Short problem
Copy out each line of the listing that has the word "recommendations" in it.

## START Material for this exercise

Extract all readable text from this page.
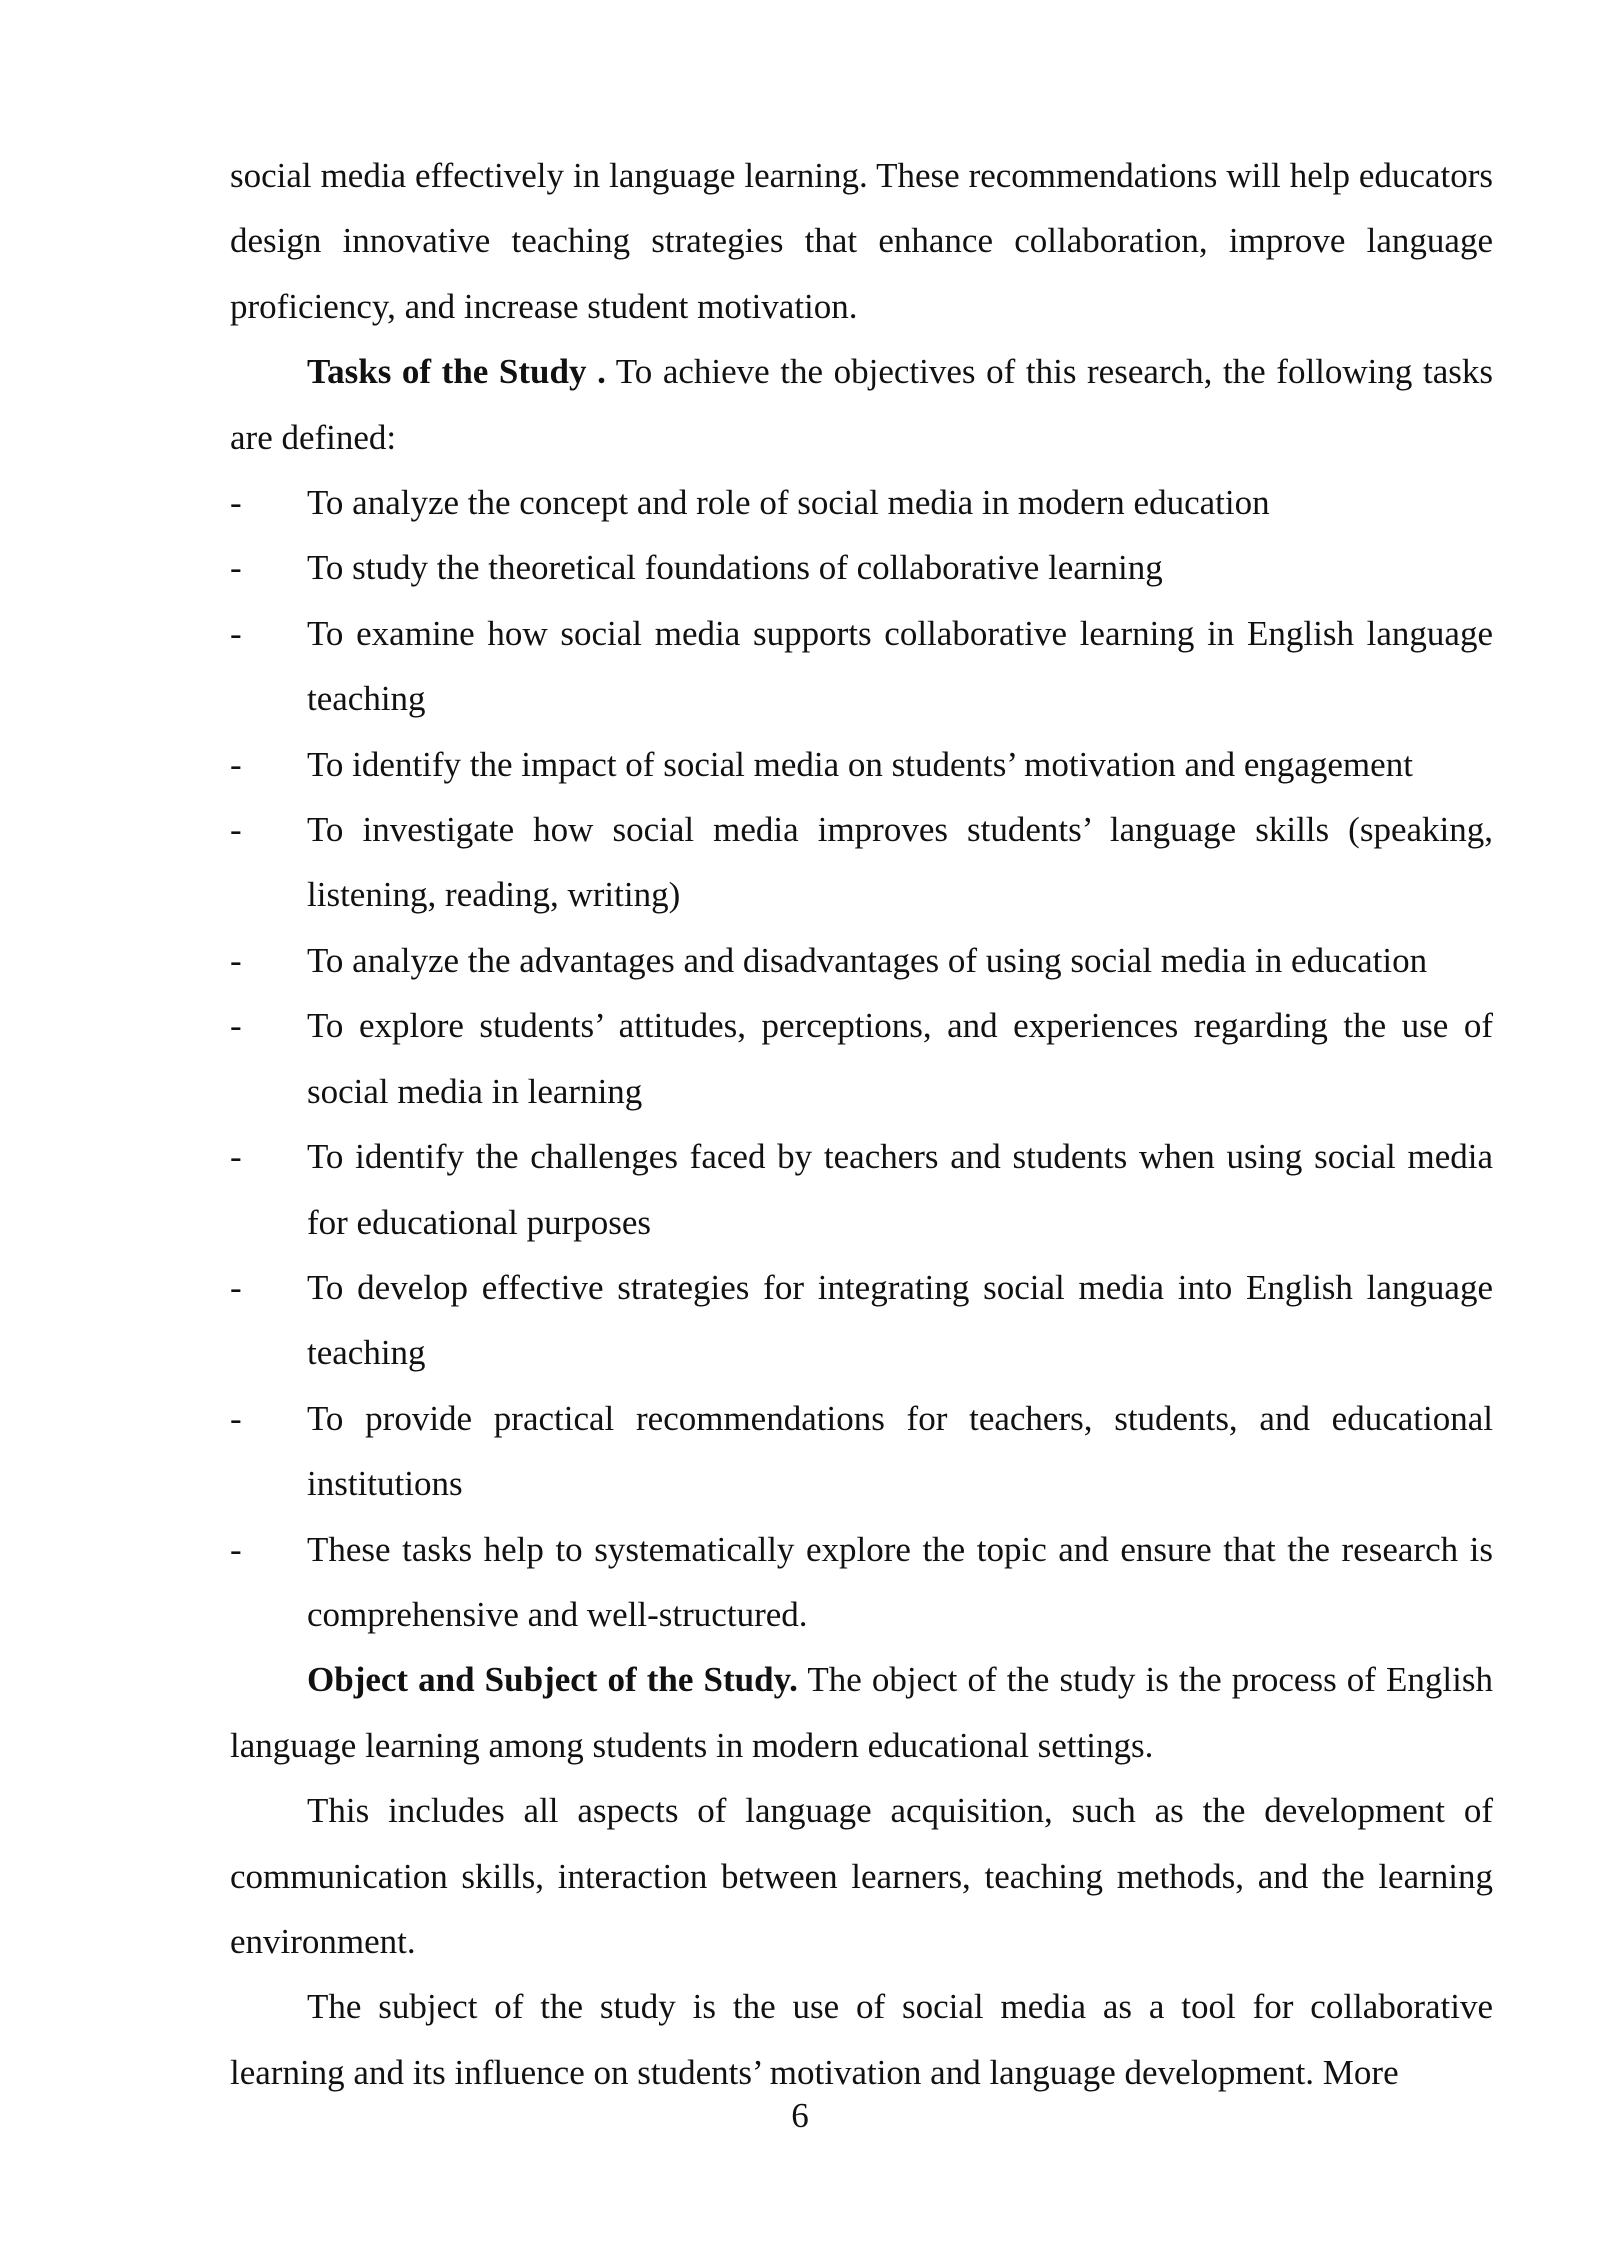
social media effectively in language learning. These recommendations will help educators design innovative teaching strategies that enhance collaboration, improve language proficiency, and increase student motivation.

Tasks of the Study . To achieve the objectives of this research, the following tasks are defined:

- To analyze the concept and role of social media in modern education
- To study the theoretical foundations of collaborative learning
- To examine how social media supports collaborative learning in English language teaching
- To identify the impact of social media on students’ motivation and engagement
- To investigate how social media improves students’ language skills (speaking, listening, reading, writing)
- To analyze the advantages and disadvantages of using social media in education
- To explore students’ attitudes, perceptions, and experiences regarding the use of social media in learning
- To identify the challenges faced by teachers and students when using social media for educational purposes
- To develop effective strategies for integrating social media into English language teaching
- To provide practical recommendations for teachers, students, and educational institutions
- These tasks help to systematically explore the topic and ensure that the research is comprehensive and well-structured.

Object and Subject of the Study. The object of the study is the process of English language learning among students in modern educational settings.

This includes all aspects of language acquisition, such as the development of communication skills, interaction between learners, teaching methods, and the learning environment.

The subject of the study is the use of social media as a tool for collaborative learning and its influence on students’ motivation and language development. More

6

## END Material for this exercise
## START Material for this exercise

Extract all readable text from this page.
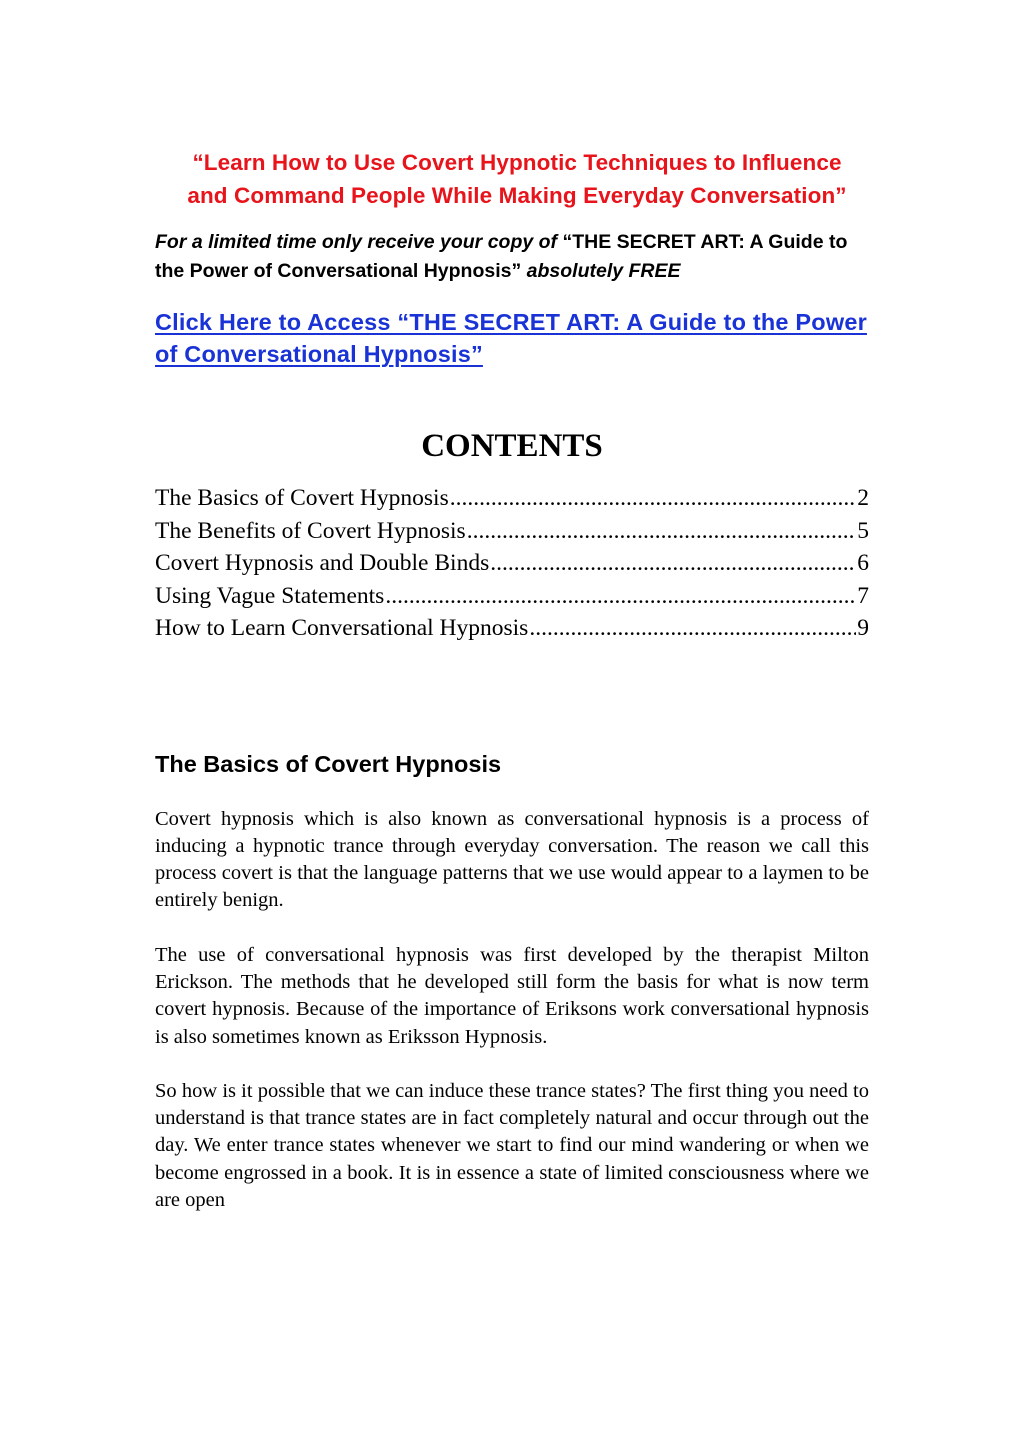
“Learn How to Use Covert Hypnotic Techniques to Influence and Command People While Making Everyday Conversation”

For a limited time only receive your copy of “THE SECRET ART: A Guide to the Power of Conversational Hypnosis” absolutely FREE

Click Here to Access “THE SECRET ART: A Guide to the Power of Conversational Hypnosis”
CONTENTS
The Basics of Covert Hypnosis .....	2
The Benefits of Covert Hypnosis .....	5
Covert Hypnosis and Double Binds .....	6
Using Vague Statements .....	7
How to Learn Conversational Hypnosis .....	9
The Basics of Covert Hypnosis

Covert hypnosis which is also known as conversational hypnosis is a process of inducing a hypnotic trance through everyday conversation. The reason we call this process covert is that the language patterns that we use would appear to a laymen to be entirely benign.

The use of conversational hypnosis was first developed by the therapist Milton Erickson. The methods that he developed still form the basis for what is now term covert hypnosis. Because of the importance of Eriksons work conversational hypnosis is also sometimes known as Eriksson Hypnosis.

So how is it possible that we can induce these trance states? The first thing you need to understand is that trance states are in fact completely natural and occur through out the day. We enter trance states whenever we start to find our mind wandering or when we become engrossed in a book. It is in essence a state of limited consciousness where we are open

## END Material for this exercise

Result of the task
social media effectively in language learning. These recommendations will help educators design innovative teaching strategies that enhance collaboration, improve language proficiency, and increase student motivation.
- To provide practical recommendations for teachers, students, and educational institutions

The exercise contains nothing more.